**GIVEN RECORDS:**
§

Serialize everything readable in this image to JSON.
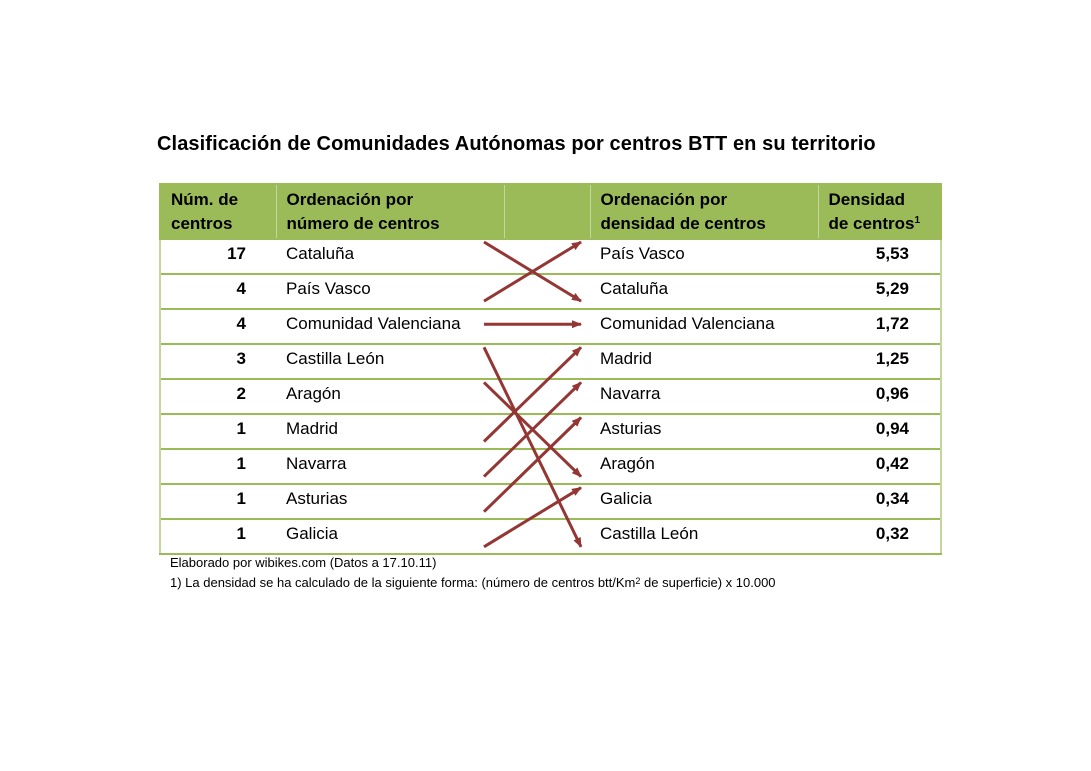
{
  "title": "Clasificación de Comunidades Autónomas por centros BTT en su territorio",
  "headers": {
    "num_line1": "Núm. de",
    "num_line2": "centros",
    "order_num_line1": "Ordenación por",
    "order_num_line2": "número de centros",
    "order_dens_line1": "Ordenación por",
    "order_dens_line2": "densidad de centros",
    "dens_line1": "Densidad",
    "dens_line2": "de centros",
    "dens_footnote_mark": "1"
  },
  "rows": [
    {
      "num": "17",
      "left": "Cataluña",
      "right": "País Vasco",
      "density": "5,53"
    },
    {
      "num": "4",
      "left": "País Vasco",
      "right": "Cataluña",
      "density": "5,29"
    },
    {
      "num": "4",
      "left": "Comunidad Valenciana",
      "right": "Comunidad Valenciana",
      "density": "1,72"
    },
    {
      "num": "3",
      "left": "Castilla León",
      "right": "Madrid",
      "density": "1,25"
    },
    {
      "num": "2",
      "left": "Aragón",
      "right": "Navarra",
      "density": "0,96"
    },
    {
      "num": "1",
      "left": "Madrid",
      "right": "Asturias",
      "density": "0,94"
    },
    {
      "num": "1",
      "left": "Navarra",
      "right": "Aragón",
      "density": "0,42"
    },
    {
      "num": "1",
      "left": "Asturias",
      "right": "Galicia",
      "density": "0,34"
    },
    {
      "num": "1",
      "left": "Galicia",
      "right": "Castilla León",
      "density": "0,32"
    }
  ],
  "notes": {
    "source": "Elaborado por wibikes.com (Datos a 17.10.11)",
    "footnote_before": "1) La densidad se ha calculado de la siguiente forma: (número de centros btt/Km",
    "footnote_sup": "2",
    "footnote_after": " de superficie) x 10.000"
  },
  "colors": {
    "header_bg": "#9bbb59",
    "border": "#9bbb59",
    "arrow": "#943634"
  }
}
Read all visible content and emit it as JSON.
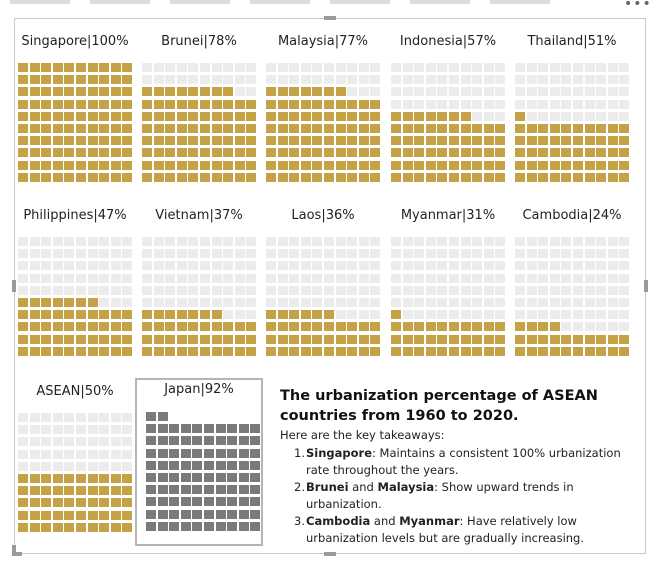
{
  "colors": {
    "filled": "#c4a245",
    "empty": "#ececec",
    "japan": "#7a7a7a",
    "japan_empty": "#7a7a7a"
  },
  "menu_icon": "more-dots-icon",
  "chart_data": {
    "type": "waffle",
    "grid": "10x10",
    "panels": [
      {
        "label": "Singapore|100%",
        "country": "Singapore",
        "value": 100
      },
      {
        "label": "Brunei|78%",
        "country": "Brunei",
        "value": 78
      },
      {
        "label": "Malaysia|77%",
        "country": "Malaysia",
        "value": 77
      },
      {
        "label": "Indonesia|57%",
        "country": "Indonesia",
        "value": 57
      },
      {
        "label": "Thailand|51%",
        "country": "Thailand",
        "value": 51
      },
      {
        "label": "Philippines|47%",
        "country": "Philippines",
        "value": 47
      },
      {
        "label": "Vietnam|37%",
        "country": "Vietnam",
        "value": 37
      },
      {
        "label": "Laos|36%",
        "country": "Laos",
        "value": 36
      },
      {
        "label": "Myanmar|31%",
        "country": "Myanmar",
        "value": 31
      },
      {
        "label": "Cambodia|24%",
        "country": "Cambodia",
        "value": 24
      },
      {
        "label": "ASEAN|50%",
        "country": "ASEAN",
        "value": 50
      },
      {
        "label": "Japan|92%",
        "country": "Japan",
        "value": 92
      }
    ]
  },
  "notes": {
    "title": "The urbanization percentage of ASEAN countries from 1960 to 2020.",
    "intro": "Here are the key takeaways:",
    "items": [
      {
        "num": "1.",
        "bold1": "Singapore",
        "mid": "",
        "bold2": "",
        "rest": ": Maintains a consistent 100% urbanization rate throughout the years."
      },
      {
        "num": "2.",
        "bold1": "Brunei",
        "mid": " and ",
        "bold2": "Malaysia",
        "rest": ": Show upward trends in urbanization."
      },
      {
        "num": "3.",
        "bold1": "Cambodia",
        "mid": " and ",
        "bold2": "Myanmar",
        "rest": ": Have relatively low urbanization levels but are gradually increasing."
      }
    ]
  }
}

§

**WHAT TO PRODUCE:** Make an exact copy of all entries above, dropping the images.

**FINISHED TASK:**
Serialize everything readable in this image to JSON.
{
  "title": "Clasificación de Comunidades Autónomas por centros BTT en su territorio",
  "headers": {
    "num_line1": "Núm. de",
    "num_line2": "centros",
    "order_num_line1": "Ordenación por",
    "order_num_line2": "número de centros",
    "order_dens_line1": "Ordenación por",
    "order_dens_line2": "densidad de centros",
    "dens_line1": "Densidad",
    "dens_line2": "de centros",
    "dens_footnote_mark": "1"
  },
  "rows": [
    {
      "num": "17",
      "left": "Cataluña",
      "right": "País Vasco",
      "density": "5,53"
    },
    {
      "num": "4",
      "left": "País Vasco",
      "right": "Cataluña",
      "density": "5,29"
    },
    {
      "num": "4",
      "left": "Comunidad Valenciana",
      "right": "Comunidad Valenciana",
      "density": "1,72"
    },
    {
      "num": "3",
      "left": "Castilla León",
      "right": "Madrid",
      "density": "1,25"
    },
    {
      "num": "2",
      "left": "Aragón",
      "right": "Navarra",
      "density": "0,96"
    },
    {
      "num": "1",
      "left": "Madrid",
      "right": "Asturias",
      "density": "0,94"
    },
    {
      "num": "1",
      "left": "Navarra",
      "right": "Aragón",
      "density": "0,42"
    },
    {
      "num": "1",
      "left": "Asturias",
      "right": "Galicia",
      "density": "0,34"
    },
    {
      "num": "1",
      "left": "Galicia",
      "right": "Castilla León",
      "density": "0,32"
    }
  ],
  "notes": {
    "source": "Elaborado por wibikes.com (Datos a 17.10.11)",
    "footnote_before": "1) La densidad se ha calculado de la siguiente forma: (número de centros btt/Km",
    "footnote_sup": "2",
    "footnote_after": " de superficie) x 10.000"
  },
  "colors": {
    "header_bg": "#9bbb59",
    "border": "#9bbb59",
    "arrow": "#943634"
  }
}
Read all visible content and emit it as JSON.
{
  "colors": {
    "filled": "#c4a245",
    "empty": "#ececec",
    "japan": "#7a7a7a",
    "japan_empty": "#7a7a7a"
  },
  "menu_icon": "more-dots-icon",
  "chart_data": {
    "type": "waffle",
    "grid": "10x10",
    "panels": [
      {
        "label": "Singapore|100%",
        "country": "Singapore",
        "value": 100
      },
      {
        "label": "Brunei|78%",
        "country": "Brunei",
        "value": 78
      },
      {
        "label": "Malaysia|77%",
        "country": "Malaysia",
        "value": 77
      },
      {
        "label": "Indonesia|57%",
        "country": "Indonesia",
        "value": 57
      },
      {
        "label": "Thailand|51%",
        "country": "Thailand",
        "value": 51
      },
      {
        "label": "Philippines|47%",
        "country": "Philippines",
        "value": 47
      },
      {
        "label": "Vietnam|37%",
        "country": "Vietnam",
        "value": 37
      },
      {
        "label": "Laos|36%",
        "country": "Laos",
        "value": 36
      },
      {
        "label": "Myanmar|31%",
        "country": "Myanmar",
        "value": 31
      },
      {
        "label": "Cambodia|24%",
        "country": "Cambodia",
        "value": 24
      },
      {
        "label": "ASEAN|50%",
        "country": "ASEAN",
        "value": 50
      },
      {
        "label": "Japan|92%",
        "country": "Japan",
        "value": 92
      }
    ]
  },
  "notes": {
    "title": "The urbanization percentage of ASEAN countries from 1960 to 2020.",
    "intro": "Here are the key takeaways:",
    "items": [
      {
        "num": "1.",
        "bold1": "Singapore",
        "mid": "",
        "bold2": "",
        "rest": ": Maintains a consistent 100% urbanization rate throughout the years."
      },
      {
        "num": "2.",
        "bold1": "Brunei",
        "mid": " and ",
        "bold2": "Malaysia",
        "rest": ": Show upward trends in urbanization."
      },
      {
        "num": "3.",
        "bold1": "Cambodia",
        "mid": " and ",
        "bold2": "Myanmar",
        "rest": ": Have relatively low urbanization levels but are gradually increasing."
      }
    ]
  }
}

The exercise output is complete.